Available records =

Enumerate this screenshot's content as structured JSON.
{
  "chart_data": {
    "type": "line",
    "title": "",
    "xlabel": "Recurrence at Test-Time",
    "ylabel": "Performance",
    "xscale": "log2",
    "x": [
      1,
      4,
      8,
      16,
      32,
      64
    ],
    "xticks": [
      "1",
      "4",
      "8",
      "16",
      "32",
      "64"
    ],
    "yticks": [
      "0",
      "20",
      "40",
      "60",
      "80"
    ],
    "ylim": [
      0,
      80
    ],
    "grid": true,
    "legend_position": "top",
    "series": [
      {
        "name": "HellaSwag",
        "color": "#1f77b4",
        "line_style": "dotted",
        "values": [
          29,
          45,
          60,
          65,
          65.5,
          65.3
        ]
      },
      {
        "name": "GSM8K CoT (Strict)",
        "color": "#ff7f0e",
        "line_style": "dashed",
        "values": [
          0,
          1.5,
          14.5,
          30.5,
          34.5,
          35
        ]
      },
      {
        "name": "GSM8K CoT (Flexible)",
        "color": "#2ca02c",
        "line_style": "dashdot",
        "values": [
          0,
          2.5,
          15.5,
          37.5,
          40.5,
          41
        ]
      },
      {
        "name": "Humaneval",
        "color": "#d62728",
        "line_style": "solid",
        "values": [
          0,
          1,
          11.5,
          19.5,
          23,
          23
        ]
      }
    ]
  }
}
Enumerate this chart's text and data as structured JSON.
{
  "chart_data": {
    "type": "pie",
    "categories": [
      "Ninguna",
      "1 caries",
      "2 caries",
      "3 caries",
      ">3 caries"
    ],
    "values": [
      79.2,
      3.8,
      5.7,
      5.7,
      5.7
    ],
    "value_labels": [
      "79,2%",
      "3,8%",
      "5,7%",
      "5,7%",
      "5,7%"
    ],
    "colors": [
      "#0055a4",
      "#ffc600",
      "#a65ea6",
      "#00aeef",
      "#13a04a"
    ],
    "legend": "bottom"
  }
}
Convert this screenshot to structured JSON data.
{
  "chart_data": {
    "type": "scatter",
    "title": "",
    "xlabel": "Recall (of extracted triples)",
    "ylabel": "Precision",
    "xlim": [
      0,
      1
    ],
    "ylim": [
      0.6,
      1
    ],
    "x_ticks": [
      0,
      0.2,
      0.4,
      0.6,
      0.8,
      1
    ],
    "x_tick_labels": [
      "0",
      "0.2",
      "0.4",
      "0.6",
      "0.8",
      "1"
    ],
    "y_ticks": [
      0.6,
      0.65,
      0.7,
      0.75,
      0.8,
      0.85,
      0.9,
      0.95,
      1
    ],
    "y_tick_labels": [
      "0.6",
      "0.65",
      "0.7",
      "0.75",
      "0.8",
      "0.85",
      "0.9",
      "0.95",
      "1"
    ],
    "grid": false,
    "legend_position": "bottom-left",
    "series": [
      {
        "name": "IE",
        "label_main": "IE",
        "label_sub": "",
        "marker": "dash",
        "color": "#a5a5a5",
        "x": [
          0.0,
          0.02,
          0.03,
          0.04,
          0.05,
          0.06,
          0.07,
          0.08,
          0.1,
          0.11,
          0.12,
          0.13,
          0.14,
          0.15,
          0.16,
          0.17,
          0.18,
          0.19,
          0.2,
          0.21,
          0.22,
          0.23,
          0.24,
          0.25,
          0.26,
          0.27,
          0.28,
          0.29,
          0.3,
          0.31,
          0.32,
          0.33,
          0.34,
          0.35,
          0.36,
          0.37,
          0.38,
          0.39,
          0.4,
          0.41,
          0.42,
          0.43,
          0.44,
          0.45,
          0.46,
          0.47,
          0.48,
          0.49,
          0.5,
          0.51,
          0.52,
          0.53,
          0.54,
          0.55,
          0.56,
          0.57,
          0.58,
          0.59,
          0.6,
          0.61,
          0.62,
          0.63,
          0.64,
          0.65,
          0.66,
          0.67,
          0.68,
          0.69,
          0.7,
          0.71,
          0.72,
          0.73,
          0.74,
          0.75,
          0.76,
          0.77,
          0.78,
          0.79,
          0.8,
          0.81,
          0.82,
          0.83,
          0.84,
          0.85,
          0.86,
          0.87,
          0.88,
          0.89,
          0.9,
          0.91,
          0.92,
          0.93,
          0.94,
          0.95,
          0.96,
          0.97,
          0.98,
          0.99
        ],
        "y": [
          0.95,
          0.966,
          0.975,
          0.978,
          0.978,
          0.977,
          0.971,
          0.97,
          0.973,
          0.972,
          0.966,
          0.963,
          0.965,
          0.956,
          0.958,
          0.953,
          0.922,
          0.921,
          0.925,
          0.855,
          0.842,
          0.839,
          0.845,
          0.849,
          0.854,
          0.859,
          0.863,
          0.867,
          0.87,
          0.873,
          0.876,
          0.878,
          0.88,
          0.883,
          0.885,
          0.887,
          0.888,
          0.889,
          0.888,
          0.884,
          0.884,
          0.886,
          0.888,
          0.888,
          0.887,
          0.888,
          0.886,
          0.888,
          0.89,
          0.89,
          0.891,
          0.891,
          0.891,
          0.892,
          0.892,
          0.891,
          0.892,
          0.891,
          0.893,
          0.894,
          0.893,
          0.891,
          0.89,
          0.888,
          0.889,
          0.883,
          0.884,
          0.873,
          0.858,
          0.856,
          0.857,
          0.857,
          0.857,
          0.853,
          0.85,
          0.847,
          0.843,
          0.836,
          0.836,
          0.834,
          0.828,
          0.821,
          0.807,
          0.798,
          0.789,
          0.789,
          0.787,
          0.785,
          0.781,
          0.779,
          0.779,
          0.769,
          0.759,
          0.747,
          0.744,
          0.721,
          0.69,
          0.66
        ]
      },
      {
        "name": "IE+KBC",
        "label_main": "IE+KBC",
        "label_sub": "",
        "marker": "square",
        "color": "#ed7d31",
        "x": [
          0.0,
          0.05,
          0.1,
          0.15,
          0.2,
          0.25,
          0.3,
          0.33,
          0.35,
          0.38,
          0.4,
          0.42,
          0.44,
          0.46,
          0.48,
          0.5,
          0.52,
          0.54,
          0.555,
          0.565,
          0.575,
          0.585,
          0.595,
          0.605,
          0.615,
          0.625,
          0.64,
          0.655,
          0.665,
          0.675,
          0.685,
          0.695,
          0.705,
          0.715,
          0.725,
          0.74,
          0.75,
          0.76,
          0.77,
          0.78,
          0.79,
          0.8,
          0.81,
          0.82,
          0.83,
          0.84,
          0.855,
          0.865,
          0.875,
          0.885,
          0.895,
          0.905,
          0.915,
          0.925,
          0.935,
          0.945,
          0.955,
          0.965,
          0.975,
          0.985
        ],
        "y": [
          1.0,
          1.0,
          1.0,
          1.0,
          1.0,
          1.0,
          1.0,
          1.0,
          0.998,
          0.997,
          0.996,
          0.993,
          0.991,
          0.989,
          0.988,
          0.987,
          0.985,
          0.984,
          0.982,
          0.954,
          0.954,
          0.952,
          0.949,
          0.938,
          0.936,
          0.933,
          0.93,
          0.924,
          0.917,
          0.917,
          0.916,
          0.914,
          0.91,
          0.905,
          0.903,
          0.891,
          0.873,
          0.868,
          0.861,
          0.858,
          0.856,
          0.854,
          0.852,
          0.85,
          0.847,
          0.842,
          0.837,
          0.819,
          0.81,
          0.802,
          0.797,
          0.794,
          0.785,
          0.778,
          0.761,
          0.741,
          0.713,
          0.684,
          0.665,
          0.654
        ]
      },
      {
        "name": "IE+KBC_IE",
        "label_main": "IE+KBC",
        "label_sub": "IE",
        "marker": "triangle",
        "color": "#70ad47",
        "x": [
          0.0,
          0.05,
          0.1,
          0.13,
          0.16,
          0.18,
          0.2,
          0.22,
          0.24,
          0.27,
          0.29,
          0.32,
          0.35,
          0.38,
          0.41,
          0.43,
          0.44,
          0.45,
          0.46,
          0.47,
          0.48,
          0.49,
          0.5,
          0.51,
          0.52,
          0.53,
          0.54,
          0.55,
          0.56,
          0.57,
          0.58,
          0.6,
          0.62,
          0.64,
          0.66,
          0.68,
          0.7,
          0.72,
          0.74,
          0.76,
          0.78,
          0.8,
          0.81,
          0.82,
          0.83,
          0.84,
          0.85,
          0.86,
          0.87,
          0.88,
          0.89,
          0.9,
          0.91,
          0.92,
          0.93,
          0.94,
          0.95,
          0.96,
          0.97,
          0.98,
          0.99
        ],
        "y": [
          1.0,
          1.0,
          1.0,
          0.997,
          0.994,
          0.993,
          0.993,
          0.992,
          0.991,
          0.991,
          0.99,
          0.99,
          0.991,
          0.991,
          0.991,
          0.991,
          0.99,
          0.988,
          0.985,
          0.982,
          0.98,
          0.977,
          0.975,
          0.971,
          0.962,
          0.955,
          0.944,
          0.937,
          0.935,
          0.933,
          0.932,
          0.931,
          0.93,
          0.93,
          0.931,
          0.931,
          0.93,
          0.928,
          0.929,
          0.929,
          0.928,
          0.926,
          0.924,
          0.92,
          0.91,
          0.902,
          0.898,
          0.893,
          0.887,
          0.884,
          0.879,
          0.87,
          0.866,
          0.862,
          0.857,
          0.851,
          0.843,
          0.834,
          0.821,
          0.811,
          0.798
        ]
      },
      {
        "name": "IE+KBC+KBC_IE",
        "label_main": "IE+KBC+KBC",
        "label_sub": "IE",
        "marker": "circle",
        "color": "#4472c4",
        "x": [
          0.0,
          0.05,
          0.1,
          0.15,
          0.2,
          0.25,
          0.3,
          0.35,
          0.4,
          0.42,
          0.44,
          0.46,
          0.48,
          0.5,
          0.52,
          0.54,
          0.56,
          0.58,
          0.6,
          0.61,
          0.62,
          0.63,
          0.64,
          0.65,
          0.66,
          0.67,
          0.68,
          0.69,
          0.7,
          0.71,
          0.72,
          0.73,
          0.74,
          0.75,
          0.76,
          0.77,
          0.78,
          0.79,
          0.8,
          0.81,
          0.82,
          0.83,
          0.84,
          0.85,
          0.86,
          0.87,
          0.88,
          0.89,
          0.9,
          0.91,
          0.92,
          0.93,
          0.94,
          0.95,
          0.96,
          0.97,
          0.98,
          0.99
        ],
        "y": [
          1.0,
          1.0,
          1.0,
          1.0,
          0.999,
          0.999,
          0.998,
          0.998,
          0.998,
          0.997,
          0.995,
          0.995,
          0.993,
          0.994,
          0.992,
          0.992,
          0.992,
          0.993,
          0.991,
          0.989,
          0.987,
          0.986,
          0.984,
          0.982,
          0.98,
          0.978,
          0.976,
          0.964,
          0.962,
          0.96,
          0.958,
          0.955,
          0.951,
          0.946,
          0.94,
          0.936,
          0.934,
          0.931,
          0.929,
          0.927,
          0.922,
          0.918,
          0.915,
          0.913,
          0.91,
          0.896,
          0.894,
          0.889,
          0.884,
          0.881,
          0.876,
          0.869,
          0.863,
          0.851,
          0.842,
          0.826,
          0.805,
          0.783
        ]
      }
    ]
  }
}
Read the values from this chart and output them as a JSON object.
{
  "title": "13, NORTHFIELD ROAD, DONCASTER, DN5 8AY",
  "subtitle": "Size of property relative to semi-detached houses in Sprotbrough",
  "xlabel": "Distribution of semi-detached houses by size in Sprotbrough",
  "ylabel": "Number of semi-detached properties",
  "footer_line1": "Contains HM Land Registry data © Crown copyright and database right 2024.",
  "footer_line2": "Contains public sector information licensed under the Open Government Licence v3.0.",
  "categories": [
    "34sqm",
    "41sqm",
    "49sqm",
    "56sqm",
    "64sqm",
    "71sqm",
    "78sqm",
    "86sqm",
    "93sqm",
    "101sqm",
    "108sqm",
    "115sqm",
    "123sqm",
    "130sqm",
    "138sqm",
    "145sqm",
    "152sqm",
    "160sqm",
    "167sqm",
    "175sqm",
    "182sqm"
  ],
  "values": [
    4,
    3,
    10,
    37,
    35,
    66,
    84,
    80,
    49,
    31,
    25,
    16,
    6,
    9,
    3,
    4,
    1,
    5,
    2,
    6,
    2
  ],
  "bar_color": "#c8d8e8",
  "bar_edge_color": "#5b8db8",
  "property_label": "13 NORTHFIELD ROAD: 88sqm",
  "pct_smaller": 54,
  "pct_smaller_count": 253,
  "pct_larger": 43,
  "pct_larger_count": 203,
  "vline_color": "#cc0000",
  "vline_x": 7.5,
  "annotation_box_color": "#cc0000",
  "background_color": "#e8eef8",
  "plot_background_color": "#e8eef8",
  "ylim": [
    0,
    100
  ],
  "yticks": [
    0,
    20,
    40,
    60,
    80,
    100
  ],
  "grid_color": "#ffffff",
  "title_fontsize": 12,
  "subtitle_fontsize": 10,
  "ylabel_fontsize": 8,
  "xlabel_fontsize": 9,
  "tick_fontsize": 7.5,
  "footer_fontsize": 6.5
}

To do = All lines from the one containing "Read the values" through the end of the records, both ends included, are to be quoted exactly; please add nothing else.

Answer below =
Read the values from this chart and output them as a JSON object.
{
  "title": "13, NORTHFIELD ROAD, DONCASTER, DN5 8AY",
  "subtitle": "Size of property relative to semi-detached houses in Sprotbrough",
  "xlabel": "Distribution of semi-detached houses by size in Sprotbrough",
  "ylabel": "Number of semi-detached properties",
  "footer_line1": "Contains HM Land Registry data © Crown copyright and database right 2024.",
  "footer_line2": "Contains public sector information licensed under the Open Government Licence v3.0.",
  "categories": [
    "34sqm",
    "41sqm",
    "49sqm",
    "56sqm",
    "64sqm",
    "71sqm",
    "78sqm",
    "86sqm",
    "93sqm",
    "101sqm",
    "108sqm",
    "115sqm",
    "123sqm",
    "130sqm",
    "138sqm",
    "145sqm",
    "152sqm",
    "160sqm",
    "167sqm",
    "175sqm",
    "182sqm"
  ],
  "values": [
    4,
    3,
    10,
    37,
    35,
    66,
    84,
    80,
    49,
    31,
    25,
    16,
    6,
    9,
    3,
    4,
    1,
    5,
    2,
    6,
    2
  ],
  "bar_color": "#c8d8e8",
  "bar_edge_color": "#5b8db8",
  "property_label": "13 NORTHFIELD ROAD: 88sqm",
  "pct_smaller": 54,
  "pct_smaller_count": 253,
  "pct_larger": 43,
  "pct_larger_count": 203,
  "vline_color": "#cc0000",
  "vline_x": 7.5,
  "annotation_box_color": "#cc0000",
  "background_color": "#e8eef8",
  "plot_background_color": "#e8eef8",
  "ylim": [
    0,
    100
  ],
  "yticks": [
    0,
    20,
    40,
    60,
    80,
    100
  ],
  "grid_color": "#ffffff",
  "title_fontsize": 12,
  "subtitle_fontsize": 10,
  "ylabel_fontsize": 8,
  "xlabel_fontsize": 9,
  "tick_fontsize": 7.5,
  "footer_fontsize": 6.5
}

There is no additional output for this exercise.